═════ Estratto fornito ═════
Francesca Santucci

Venere e Marte

di Sandro Botticelli

 

Appena Afrodite, Venere per i Romani, emerse nuda dalle onde del mare, sopra una conchiglia di madreperla, Zefiro la spinse sulla riva dell’isola di Cipro (onde l’appellativo di Ciprigna, oltre a quello di Anadiomene, “l’emersa”), e, quando mosse i suoi primi passi sull’isola, le andarono incontro le Ore, le Cariti o Grazie e altre divinità, che si misero al suo servizio come ancelle e l’agghindarono con vesti e gemme preziose.
La dea fu subito condotta sull’Olimpo, dove venne accolta con ammirazione e giubilo da tutti gli dei, ad eccezione delle invidiose Era e Atena; Zeus la diede in moglie al deforme Efesto, il dio del fuoco, brutto, malfatto, zoppo e deforme, ma concesse alla bellissima dea di concedere il suo amore a molti altri, mortali e immortali. Tra gli amanti della dea ci fu anche il dio Ares, Marte, il suo preferito, di fattezze splendide, del quale s’innamorò perdutamente tradendo il legittimo consorte, e da cui ebbe Armonia, Phobos e Deimos.
Afrodite, /Venere ed Ares/Marte si unirono nascostamente per la prima volta proprio nel palazzo di Efesto; nessuno li vide, solo Febo dall’alto si accorse della coppia intenta al congiungimento, e subito corse a riferirlo ad Efesto, che meditò la vendetta.
Fabbricò accuratamente delle sottilissime catene di bronzo, con esse fece una rete che non poteva essere né sciolta né spezzata e la fissò ai sostegni del letto, poi finse di partire per Lemno, e così, quando i due amanti si coricarono, rimasero intrappolati e non riuscirono più a rialzarsi.
Allora entrò Efesto, accompagnato dagli dei dell’Olimpo, e tutti risero, schernendo gli amanti sorpresi in flagrante adulterio. L’ombroso Ares, una volta liberato, corse a nascondersi in Tracia, Afrodite se ne andò a Pafo, dove l’accolsero le Cariti.
═════
## Consegne
1 > Secondo il brano su Venere e Marte, in quale regione corse a nascondersi Ares una volta liberato dalla rete?
2 > Riprendi il brano su Venere e Marte e proseguilo a partire dalla sua ultima frase.
═════ Raccolta di record ═════
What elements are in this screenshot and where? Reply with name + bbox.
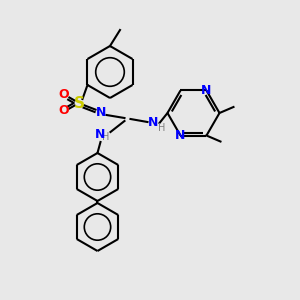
Text: S: S [74, 95, 85, 110]
Text: O: O [58, 104, 69, 118]
Text: N: N [201, 84, 212, 97]
Text: H: H [158, 123, 165, 133]
Text: H: H [102, 132, 109, 142]
Text: N: N [175, 129, 186, 142]
Text: N: N [148, 116, 159, 130]
Text: N: N [96, 106, 107, 119]
Text: O: O [58, 88, 69, 101]
Text: N: N [95, 128, 106, 142]
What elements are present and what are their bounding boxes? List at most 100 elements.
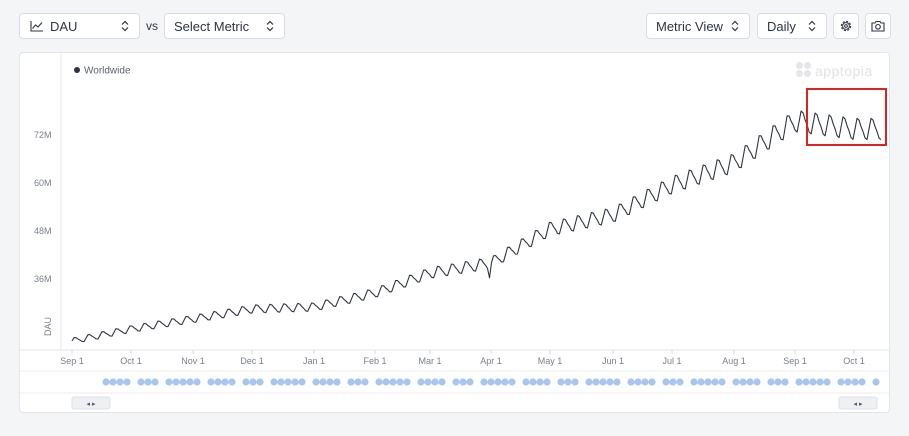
navigator-marker — [802, 378, 810, 386]
navigator-marker — [193, 378, 201, 386]
camera-icon — [871, 20, 885, 32]
x-tick-label: Oct 1 — [843, 356, 865, 366]
navigator-marker — [186, 378, 194, 386]
legend-label[interactable]: Worldwide — [84, 66, 131, 77]
navigator-marker — [480, 378, 488, 386]
navigator-marker — [144, 378, 152, 386]
scroll-right-arrows[interactable]: ◂ ▸ — [854, 401, 863, 408]
navigator-marker — [151, 378, 159, 386]
metric-label: DAU — [50, 18, 78, 34]
navigator-marker — [571, 378, 579, 386]
series-line-worldwide[interactable] — [71, 110, 882, 343]
navigator-marker — [382, 378, 390, 386]
navigator-marker — [109, 378, 117, 386]
navigator-marker — [718, 378, 726, 386]
navigator-marker — [228, 378, 236, 386]
navigator-marker — [375, 378, 383, 386]
navigator-marker — [431, 378, 439, 386]
updown-chevron-icon — [121, 20, 129, 32]
navigator-marker — [676, 378, 684, 386]
navigator-marker — [326, 378, 334, 386]
navigator-marker — [291, 378, 299, 386]
navigator-marker — [361, 378, 369, 386]
compare-metric-label: Select Metric — [174, 18, 250, 34]
navigator-marker — [795, 378, 803, 386]
navigator-marker — [221, 378, 229, 386]
navigator-marker — [704, 378, 712, 386]
navigator-marker — [179, 378, 187, 386]
navigator-marker — [298, 378, 306, 386]
granularity-select[interactable]: Daily — [757, 13, 827, 39]
y-tick-label: 48M — [34, 226, 52, 236]
navigator-marker — [809, 378, 817, 386]
navigator-marker — [592, 378, 600, 386]
vs-label: vs — [146, 19, 158, 33]
y-axis-title: DAU — [43, 317, 53, 336]
navigator-marker — [851, 378, 859, 386]
updown-chevron-icon — [808, 20, 816, 32]
chart-panel: Worldwide apptopia 72M 60M 48M 36M DAU Sep … — [19, 52, 890, 413]
navigator-marker — [165, 378, 173, 386]
x-tick-label: Nov 1 — [181, 356, 205, 366]
view-select[interactable]: Metric View — [646, 13, 750, 39]
y-tick-label: 60M — [34, 178, 52, 188]
navigator-marker — [284, 378, 292, 386]
navigator-marker — [172, 378, 180, 386]
navigator-marker — [669, 378, 677, 386]
navigator-marker — [249, 378, 257, 386]
updown-chevron-icon — [731, 20, 739, 32]
navigator-marker — [333, 378, 341, 386]
granularity-label: Daily — [767, 18, 796, 34]
navigator-marker — [438, 378, 446, 386]
compare-metric-select[interactable]: Select Metric — [164, 13, 285, 39]
navigator-marker — [417, 378, 425, 386]
navigator-marker — [648, 378, 656, 386]
navigator-marker — [102, 378, 110, 386]
navigator-marker — [599, 378, 607, 386]
x-tick-label: Mar 1 — [418, 356, 441, 366]
x-tick-label: Aug 1 — [722, 356, 746, 366]
screenshot-button[interactable] — [865, 13, 891, 39]
navigator-marker — [844, 378, 852, 386]
navigator-marker — [564, 378, 572, 386]
settings-button[interactable] — [833, 13, 859, 39]
navigator-marker — [424, 378, 432, 386]
navigator-marker — [214, 378, 222, 386]
x-tick-label: Sep 1 — [783, 356, 807, 366]
scroll-right-handle[interactable] — [838, 396, 878, 410]
navigator-marker — [823, 378, 831, 386]
navigator-marker — [508, 378, 516, 386]
navigator-marker — [837, 378, 845, 386]
navigator-marker — [116, 378, 124, 386]
x-axis-ticks: Sep 1 Oct 1 Nov 1 Dec 1 Jan 1 Feb 1 Mar 1 Apr 1… — [60, 350, 865, 366]
logo-mark — [796, 70, 803, 77]
scroll-left-arrows[interactable]: ◂ ▸ — [87, 401, 96, 408]
gear-icon — [840, 20, 852, 32]
scroll-left-handle[interactable] — [71, 396, 111, 410]
dau-line-chart[interactable]: Worldwide apptopia 72M 60M 48M 36M DAU Sep … — [20, 53, 890, 413]
navigator-marker — [389, 378, 397, 386]
navigator-marker — [123, 378, 131, 386]
navigator-marker — [403, 378, 411, 386]
metric-select[interactable]: DAU — [19, 13, 140, 39]
navigator-marker — [732, 378, 740, 386]
view-label: Metric View — [656, 18, 723, 34]
navigator-mini-chart[interactable] — [102, 378, 880, 386]
navigator-marker — [606, 378, 614, 386]
navigator-marker — [529, 378, 537, 386]
navigator-marker — [396, 378, 404, 386]
x-tick-label: Feb 1 — [363, 356, 386, 366]
x-tick-label: Apr 1 — [480, 356, 502, 366]
navigator-marker — [494, 378, 502, 386]
navigator-marker — [319, 378, 327, 386]
navigator-marker — [774, 378, 782, 386]
navigator-marker — [585, 378, 593, 386]
scrollbar[interactable]: ◂ ▸ ◂ ▸ — [71, 396, 878, 410]
navigator-marker — [312, 378, 320, 386]
x-tick-label: Oct 1 — [120, 356, 142, 366]
navigator-marker — [816, 378, 824, 386]
navigator-marker — [207, 378, 215, 386]
navigator-marker — [557, 378, 565, 386]
navigator-marker — [242, 378, 250, 386]
navigator-marker — [543, 378, 551, 386]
═════
## Risposte
1 > Ares corse a nascondersi in Tracia.

2 >
Botticelli fu il primo artista, dopo l’epoca classica, a dipingere grandi scene ispirate ai temi mitologici con valore e considerazione pari a quelli dei temi religiosi; fino ad allora, infatti, gli artisti usavano decorare con tali soggetti solo il mobilio, come i pannelli per i cassoni che venivano offerti alle spose come dono di nozze, o nei quali si riponeva il corredo. Le sue opere mitologiche furono destinate al diletto di un pubblico di raffinata cultura letteraria, che amava il simbolismo nell’arte, perciò spesso sono di difficile interpretazione.
In questo dipinto il soggetto è un tema molto caro ai pittori dell’epoca, l’amore tra la dea dell’amore e il dio della guerra; capolavoro raffinato e sensuale, Venere e Marte,  forse fu eseguito per i Vespucci, come lascia presupporre la presenza di vespe nel quadro, e forse era destinato a decorare la spalliera nuziale della camera da letto della stessa famiglia.
Il pittore ci introduce con discrezione nell’alcova dove, distesi su un prato nel quale spuntano cespugli di mirto, la pianta simbolo della dea, ci sono Venere e il dio Marte che, spossato dalle fatiche d’amore, dorme profondamente, senza ridestarsi nemmeno ai giochi d’arme dei rumorosi fauni, i piccoli satiri, demoni dagli irrefrenabili istinti sessuali, anche simbolo di fecondità ed abbondanza, che saltellano intorno ai due amanti.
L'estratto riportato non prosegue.